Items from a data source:
[Start]

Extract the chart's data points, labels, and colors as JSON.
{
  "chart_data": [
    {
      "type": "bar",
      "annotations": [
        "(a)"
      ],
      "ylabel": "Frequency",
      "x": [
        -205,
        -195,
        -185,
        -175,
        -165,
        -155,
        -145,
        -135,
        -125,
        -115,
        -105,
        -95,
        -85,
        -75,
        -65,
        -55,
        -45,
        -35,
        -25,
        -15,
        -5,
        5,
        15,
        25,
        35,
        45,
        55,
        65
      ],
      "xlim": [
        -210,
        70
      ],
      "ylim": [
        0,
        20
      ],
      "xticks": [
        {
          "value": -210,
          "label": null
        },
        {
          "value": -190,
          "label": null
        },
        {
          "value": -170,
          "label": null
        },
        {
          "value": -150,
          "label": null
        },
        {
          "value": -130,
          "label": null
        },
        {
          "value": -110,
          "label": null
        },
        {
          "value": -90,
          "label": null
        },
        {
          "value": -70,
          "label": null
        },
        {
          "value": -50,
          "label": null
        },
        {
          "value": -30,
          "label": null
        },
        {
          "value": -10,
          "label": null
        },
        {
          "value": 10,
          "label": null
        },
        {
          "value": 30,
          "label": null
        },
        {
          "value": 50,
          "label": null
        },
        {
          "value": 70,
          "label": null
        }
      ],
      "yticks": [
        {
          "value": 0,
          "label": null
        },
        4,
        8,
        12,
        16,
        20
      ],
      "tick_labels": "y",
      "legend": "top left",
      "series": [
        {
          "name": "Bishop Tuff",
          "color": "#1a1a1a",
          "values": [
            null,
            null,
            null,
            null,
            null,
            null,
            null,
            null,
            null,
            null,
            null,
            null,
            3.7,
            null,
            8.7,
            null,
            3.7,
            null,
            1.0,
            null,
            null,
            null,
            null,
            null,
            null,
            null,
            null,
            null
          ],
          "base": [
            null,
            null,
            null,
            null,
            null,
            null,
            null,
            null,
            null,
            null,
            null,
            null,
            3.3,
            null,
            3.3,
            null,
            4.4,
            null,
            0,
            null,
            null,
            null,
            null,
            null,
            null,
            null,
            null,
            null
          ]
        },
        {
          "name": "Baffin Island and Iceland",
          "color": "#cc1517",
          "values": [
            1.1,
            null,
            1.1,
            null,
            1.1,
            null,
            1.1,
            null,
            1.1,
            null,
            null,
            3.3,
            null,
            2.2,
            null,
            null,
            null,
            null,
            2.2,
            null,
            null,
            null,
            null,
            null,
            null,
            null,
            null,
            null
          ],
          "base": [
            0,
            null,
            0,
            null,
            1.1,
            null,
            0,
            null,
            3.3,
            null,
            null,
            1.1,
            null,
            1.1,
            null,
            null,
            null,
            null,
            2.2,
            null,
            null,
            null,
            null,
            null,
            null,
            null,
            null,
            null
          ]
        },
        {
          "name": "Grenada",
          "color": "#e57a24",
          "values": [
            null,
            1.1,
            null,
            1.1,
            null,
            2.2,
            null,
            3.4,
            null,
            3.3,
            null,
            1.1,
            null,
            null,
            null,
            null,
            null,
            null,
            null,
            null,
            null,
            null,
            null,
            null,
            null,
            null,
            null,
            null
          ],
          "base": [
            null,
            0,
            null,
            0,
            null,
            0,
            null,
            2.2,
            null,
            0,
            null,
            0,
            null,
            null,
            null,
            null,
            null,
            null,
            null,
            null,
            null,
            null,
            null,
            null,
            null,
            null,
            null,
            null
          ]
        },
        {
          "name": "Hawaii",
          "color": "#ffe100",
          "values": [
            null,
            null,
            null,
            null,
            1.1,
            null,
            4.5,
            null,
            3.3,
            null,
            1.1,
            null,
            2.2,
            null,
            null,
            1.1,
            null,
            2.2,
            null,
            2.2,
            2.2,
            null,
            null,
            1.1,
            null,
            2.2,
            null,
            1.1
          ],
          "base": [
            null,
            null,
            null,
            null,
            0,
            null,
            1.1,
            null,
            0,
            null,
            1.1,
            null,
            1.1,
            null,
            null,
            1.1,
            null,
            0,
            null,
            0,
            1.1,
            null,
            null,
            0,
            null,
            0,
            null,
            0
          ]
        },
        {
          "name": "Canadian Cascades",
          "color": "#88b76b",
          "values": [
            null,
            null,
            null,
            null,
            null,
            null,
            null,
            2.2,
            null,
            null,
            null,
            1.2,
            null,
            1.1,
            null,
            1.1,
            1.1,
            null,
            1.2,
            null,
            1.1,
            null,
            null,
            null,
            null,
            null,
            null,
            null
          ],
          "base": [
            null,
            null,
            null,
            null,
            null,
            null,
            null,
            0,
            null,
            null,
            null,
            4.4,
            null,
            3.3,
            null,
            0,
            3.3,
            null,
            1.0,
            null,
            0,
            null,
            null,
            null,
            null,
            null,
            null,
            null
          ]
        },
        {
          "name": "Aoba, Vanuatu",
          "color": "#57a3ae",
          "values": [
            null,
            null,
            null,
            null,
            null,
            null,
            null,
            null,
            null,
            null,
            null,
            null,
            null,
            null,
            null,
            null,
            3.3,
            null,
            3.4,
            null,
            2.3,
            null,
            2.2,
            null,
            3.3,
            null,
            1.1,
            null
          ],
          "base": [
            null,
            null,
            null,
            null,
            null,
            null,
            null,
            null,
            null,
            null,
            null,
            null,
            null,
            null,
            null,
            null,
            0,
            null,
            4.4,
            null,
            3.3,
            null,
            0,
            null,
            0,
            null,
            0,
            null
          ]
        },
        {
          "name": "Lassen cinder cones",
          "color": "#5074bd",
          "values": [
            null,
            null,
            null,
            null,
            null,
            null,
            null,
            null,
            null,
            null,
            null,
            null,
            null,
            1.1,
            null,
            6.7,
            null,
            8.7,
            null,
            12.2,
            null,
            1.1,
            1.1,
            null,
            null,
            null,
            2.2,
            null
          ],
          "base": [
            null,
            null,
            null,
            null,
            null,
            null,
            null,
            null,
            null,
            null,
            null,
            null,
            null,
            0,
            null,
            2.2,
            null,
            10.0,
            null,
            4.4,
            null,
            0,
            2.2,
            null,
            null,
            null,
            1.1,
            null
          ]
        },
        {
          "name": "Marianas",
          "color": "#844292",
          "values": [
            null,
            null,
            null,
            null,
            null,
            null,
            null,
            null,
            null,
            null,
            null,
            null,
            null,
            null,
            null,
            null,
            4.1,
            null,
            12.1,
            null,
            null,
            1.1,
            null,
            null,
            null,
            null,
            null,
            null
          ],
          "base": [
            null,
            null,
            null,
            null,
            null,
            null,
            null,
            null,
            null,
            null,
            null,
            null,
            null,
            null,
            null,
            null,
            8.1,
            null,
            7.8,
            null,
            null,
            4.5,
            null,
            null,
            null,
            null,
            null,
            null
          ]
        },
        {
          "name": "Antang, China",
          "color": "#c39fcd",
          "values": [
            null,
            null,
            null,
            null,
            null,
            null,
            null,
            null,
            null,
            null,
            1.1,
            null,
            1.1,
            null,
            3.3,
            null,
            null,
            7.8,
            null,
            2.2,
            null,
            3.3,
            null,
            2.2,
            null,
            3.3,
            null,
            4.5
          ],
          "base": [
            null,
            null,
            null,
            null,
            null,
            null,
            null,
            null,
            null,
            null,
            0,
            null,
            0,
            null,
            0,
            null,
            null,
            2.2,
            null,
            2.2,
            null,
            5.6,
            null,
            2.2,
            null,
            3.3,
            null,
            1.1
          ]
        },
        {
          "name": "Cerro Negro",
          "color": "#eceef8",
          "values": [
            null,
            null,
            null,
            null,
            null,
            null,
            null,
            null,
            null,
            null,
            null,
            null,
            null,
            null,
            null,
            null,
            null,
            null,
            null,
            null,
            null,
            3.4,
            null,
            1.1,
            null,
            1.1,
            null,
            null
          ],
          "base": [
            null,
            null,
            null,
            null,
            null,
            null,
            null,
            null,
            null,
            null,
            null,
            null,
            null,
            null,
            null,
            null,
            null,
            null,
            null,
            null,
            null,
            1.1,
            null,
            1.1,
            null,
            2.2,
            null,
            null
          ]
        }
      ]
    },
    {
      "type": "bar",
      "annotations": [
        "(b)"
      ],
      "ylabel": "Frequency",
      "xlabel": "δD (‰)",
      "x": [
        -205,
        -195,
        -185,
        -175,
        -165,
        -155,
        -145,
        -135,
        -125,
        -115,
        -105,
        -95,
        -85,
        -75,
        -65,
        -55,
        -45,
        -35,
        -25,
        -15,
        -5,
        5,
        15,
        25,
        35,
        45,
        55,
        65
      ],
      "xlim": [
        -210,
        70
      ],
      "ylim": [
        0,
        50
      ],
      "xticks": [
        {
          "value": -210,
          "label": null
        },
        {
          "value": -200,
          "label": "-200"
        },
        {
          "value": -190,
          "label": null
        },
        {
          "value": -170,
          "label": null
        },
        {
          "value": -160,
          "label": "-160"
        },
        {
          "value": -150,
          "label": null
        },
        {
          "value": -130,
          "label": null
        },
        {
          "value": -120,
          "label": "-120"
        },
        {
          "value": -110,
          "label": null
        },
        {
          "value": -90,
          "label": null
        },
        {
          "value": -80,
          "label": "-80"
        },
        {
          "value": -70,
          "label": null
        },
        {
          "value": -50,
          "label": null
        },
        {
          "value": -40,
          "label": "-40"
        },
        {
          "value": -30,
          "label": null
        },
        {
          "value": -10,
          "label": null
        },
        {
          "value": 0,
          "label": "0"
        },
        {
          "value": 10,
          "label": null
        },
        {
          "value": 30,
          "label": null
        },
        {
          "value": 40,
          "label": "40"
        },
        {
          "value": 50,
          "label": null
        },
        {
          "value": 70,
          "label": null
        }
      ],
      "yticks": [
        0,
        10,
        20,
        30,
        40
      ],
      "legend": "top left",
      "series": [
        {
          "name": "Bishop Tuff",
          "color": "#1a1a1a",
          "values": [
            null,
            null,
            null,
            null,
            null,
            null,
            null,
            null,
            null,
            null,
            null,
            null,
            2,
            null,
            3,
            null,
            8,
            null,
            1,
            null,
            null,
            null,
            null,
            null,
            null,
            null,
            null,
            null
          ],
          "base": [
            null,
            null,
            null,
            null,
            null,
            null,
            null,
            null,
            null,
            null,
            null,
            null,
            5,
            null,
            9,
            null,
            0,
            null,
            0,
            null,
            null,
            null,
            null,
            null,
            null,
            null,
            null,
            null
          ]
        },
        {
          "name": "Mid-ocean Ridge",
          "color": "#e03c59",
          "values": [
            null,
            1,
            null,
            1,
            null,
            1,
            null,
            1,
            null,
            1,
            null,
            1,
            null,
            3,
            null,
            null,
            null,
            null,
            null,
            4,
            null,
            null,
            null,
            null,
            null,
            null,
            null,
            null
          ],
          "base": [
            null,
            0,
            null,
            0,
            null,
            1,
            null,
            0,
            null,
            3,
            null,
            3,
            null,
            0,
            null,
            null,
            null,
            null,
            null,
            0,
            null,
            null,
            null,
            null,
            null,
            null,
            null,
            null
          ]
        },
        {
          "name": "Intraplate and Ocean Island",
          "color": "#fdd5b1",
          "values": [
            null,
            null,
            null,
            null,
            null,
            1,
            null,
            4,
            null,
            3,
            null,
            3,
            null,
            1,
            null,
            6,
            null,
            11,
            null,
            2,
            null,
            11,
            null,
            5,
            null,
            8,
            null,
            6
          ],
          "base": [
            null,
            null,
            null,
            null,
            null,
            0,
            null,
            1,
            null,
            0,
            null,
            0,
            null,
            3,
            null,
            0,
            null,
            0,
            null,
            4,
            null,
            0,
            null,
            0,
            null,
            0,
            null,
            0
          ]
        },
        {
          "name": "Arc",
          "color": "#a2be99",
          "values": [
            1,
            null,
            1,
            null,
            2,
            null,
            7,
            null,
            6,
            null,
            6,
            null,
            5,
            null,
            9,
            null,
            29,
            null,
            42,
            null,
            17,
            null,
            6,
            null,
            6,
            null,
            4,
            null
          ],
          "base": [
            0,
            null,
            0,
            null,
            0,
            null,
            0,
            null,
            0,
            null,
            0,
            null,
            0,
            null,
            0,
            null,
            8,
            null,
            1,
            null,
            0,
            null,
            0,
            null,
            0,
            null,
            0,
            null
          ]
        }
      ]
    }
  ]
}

[End]

TASK BRIEF
Each line above that includes "Island" should be shown.

ANSWER TO THIS EXERCISE
          "name": "Baffin Island and Iceland",
          "name": "Intraplate and Ocean Island",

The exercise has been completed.